Records supplied:
================================

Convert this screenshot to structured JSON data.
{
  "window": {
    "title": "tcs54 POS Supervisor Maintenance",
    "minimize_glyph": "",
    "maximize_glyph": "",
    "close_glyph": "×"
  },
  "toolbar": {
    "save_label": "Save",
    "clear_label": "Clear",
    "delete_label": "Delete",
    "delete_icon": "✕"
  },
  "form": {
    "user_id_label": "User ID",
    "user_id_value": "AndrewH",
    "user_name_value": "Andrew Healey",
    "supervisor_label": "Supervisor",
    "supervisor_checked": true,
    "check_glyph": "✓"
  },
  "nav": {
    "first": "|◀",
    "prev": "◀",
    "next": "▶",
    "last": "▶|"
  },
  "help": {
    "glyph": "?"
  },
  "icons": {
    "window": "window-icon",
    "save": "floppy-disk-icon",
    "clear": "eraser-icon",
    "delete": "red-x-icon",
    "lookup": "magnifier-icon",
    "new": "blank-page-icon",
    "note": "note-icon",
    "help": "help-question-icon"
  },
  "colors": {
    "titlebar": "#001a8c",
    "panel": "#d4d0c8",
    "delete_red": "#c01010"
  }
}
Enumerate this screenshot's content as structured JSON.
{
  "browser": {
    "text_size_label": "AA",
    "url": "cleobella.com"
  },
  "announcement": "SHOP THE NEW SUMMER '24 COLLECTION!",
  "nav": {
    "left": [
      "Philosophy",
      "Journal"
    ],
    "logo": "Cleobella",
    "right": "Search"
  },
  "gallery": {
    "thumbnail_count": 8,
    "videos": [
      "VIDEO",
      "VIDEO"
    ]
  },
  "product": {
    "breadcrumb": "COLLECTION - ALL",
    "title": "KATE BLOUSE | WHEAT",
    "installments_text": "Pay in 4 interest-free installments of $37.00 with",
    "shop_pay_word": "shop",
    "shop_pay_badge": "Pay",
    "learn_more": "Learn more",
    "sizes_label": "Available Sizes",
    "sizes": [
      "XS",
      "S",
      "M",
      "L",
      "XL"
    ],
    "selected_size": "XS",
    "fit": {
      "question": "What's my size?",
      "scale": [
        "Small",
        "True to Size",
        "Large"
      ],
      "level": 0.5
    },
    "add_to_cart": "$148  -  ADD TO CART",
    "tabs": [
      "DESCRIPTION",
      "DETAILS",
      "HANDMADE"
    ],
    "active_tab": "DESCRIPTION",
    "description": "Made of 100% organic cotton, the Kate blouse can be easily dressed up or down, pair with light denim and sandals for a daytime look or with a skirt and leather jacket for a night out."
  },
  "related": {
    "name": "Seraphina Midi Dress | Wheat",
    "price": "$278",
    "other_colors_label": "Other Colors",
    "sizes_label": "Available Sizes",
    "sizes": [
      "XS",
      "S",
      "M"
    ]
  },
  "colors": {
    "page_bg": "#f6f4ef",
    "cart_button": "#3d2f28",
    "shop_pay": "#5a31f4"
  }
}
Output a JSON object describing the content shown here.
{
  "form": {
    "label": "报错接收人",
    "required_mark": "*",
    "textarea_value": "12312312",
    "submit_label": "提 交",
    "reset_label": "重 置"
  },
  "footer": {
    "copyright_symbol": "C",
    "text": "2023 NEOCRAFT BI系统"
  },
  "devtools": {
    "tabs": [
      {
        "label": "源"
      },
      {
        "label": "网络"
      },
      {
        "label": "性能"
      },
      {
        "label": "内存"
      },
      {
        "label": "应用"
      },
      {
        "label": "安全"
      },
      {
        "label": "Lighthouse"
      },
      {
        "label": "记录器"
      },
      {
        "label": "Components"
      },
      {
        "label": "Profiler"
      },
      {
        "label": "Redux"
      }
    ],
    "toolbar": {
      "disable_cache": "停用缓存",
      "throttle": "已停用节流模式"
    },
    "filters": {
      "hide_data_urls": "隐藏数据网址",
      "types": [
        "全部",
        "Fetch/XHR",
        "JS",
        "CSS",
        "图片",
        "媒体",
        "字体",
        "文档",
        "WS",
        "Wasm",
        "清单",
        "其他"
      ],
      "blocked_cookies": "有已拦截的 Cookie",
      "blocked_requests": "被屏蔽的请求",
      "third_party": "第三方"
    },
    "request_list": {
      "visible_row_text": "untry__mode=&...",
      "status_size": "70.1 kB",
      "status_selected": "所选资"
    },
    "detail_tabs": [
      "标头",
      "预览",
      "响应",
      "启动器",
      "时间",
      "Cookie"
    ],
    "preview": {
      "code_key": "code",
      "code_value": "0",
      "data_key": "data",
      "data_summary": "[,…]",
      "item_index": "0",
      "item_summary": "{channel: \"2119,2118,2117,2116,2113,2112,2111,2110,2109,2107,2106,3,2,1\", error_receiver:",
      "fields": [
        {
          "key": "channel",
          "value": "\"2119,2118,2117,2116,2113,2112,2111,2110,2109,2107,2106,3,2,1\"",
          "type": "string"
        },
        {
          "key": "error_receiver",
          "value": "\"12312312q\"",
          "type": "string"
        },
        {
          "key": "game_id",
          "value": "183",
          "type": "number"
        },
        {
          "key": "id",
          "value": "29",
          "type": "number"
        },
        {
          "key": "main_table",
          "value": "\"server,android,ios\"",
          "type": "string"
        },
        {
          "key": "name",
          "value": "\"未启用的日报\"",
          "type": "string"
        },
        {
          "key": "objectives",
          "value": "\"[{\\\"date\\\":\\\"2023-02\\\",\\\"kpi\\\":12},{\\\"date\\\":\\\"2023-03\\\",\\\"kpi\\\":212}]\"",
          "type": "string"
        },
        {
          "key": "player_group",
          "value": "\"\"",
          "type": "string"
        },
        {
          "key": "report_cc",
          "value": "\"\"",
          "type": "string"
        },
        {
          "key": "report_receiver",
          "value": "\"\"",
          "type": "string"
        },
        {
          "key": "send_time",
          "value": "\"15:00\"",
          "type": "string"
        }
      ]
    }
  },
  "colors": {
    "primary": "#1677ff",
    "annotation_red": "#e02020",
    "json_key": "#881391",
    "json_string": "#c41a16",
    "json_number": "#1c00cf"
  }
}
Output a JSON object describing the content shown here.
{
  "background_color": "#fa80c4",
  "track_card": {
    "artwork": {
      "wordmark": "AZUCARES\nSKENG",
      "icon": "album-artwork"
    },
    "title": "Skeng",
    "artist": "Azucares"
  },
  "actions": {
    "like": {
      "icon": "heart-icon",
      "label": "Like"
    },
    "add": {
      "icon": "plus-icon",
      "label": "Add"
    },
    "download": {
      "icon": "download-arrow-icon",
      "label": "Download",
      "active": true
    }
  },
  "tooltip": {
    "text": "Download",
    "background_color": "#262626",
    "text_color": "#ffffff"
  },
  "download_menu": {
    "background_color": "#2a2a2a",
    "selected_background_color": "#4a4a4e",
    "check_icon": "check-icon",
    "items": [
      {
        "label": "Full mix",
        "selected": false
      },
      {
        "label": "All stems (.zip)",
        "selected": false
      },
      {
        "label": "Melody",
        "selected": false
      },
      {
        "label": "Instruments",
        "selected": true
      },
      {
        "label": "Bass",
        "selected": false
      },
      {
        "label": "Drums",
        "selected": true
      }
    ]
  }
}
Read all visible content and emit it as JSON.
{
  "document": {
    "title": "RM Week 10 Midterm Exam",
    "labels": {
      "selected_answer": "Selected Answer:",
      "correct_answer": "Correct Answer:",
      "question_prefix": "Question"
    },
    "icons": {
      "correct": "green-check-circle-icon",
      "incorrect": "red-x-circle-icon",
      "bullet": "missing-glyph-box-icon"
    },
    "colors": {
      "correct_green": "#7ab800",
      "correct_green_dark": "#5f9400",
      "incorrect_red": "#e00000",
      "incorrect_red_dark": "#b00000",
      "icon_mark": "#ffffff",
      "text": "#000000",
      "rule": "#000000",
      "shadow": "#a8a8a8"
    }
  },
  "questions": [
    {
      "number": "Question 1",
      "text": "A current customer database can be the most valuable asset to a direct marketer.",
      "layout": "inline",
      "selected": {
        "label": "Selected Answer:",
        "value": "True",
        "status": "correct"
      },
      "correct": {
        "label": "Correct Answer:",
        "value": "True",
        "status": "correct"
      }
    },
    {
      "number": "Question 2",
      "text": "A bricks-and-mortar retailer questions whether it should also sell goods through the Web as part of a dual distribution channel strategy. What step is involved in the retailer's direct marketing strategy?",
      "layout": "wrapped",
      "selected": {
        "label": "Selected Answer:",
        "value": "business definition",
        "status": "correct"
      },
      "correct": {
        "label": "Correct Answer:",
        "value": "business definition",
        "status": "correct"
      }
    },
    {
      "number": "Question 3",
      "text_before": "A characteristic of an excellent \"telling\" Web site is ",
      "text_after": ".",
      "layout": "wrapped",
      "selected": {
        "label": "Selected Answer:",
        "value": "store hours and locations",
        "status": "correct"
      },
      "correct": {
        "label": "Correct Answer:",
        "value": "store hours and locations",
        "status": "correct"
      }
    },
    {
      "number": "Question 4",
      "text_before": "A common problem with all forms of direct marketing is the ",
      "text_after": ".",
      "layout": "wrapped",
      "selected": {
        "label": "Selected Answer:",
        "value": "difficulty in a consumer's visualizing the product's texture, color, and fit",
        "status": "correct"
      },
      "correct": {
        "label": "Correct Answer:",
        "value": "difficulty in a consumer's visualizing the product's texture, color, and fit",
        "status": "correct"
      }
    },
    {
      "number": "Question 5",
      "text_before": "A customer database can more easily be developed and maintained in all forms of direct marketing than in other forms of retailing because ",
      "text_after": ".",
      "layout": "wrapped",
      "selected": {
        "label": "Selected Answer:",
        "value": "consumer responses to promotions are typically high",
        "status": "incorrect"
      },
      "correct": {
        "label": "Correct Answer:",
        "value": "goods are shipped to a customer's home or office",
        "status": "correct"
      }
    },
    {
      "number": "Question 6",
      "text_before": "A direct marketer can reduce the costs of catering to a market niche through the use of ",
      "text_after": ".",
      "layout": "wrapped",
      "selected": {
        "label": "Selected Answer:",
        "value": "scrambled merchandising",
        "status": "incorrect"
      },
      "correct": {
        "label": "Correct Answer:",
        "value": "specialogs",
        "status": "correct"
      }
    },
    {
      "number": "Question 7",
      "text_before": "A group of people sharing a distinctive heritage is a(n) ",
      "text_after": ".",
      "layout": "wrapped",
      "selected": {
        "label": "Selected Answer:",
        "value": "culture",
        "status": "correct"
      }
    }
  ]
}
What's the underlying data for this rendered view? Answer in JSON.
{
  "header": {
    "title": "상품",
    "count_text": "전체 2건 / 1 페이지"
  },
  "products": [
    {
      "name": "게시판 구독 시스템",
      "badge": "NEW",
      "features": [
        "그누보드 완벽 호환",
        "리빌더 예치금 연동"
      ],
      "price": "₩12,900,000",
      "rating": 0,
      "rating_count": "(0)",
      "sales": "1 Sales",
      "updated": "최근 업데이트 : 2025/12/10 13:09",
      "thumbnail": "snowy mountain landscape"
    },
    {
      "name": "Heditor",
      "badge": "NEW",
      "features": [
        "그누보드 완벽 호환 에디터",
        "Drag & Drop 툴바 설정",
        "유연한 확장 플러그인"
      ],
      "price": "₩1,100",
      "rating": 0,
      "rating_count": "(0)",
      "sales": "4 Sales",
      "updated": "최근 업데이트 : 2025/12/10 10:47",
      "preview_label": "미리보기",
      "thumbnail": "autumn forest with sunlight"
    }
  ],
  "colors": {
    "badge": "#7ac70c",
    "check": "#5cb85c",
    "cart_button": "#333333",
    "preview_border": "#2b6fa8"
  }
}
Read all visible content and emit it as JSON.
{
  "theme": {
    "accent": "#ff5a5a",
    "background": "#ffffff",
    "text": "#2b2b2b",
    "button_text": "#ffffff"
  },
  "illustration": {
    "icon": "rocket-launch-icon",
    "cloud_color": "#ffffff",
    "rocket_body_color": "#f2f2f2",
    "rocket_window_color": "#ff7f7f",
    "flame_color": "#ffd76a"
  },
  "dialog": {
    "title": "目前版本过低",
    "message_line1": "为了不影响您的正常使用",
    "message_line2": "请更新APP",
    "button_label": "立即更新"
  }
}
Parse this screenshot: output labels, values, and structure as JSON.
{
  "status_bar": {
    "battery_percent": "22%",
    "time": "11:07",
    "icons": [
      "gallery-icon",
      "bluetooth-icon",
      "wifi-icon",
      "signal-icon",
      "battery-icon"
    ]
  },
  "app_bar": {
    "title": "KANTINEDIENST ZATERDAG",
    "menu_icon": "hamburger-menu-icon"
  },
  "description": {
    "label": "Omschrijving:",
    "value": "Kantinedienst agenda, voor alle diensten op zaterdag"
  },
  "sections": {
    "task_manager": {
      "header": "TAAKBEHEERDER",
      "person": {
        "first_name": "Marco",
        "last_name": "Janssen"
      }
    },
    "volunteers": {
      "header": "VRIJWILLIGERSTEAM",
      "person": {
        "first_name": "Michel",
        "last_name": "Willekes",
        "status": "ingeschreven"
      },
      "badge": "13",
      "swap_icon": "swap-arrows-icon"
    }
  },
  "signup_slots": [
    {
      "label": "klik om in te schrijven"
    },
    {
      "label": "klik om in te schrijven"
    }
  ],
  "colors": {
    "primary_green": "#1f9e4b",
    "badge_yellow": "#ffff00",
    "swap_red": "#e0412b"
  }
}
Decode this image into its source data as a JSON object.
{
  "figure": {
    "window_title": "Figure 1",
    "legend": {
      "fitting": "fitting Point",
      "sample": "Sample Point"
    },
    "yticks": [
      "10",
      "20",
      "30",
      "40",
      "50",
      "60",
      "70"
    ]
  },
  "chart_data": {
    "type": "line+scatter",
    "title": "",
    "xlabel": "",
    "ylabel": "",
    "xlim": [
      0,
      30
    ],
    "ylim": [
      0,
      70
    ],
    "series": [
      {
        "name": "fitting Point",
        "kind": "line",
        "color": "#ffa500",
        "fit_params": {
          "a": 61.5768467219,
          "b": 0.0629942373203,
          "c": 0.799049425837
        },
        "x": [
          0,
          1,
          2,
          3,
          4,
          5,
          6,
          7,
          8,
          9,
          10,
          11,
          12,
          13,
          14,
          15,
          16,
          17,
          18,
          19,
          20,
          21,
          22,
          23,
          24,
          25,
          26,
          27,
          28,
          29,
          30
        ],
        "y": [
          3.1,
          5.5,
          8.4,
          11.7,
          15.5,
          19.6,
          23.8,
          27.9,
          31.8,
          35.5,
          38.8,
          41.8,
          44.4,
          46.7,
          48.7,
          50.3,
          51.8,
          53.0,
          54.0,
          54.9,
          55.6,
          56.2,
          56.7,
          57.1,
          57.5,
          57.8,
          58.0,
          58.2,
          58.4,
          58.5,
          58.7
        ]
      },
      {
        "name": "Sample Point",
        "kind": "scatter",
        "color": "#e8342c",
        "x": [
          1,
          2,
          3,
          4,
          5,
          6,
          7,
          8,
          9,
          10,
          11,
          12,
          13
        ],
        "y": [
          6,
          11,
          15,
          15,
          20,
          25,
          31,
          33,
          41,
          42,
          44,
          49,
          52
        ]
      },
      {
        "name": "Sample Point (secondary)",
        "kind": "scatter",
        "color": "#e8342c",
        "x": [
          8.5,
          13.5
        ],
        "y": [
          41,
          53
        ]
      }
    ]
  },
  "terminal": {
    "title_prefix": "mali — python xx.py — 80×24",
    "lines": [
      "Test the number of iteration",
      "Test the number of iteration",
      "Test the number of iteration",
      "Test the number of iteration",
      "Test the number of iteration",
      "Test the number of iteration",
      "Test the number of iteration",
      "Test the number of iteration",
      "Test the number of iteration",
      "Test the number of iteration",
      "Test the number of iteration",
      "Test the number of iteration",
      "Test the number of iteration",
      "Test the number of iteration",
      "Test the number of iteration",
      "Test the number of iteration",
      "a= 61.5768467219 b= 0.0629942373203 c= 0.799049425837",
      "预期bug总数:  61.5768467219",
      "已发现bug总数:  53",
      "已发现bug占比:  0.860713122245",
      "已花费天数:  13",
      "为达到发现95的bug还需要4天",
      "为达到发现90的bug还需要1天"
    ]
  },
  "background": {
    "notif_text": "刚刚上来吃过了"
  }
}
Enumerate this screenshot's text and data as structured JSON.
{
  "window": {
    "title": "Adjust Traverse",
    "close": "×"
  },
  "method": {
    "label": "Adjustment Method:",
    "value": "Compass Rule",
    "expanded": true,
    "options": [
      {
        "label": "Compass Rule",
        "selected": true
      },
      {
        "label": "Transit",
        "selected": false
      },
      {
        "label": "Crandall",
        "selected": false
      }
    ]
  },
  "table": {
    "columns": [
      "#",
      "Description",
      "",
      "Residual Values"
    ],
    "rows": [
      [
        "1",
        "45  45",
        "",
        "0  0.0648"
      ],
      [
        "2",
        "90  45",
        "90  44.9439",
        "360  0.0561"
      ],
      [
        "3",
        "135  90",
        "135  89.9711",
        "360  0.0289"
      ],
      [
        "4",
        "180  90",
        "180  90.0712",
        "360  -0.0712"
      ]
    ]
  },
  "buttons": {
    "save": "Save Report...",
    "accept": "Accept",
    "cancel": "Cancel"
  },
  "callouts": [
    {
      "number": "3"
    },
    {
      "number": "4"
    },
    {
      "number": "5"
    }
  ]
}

================================

Aim:
What is the number of lines in the listing that include the word "circle"? Give that number and nothing else.

Complete answer:
2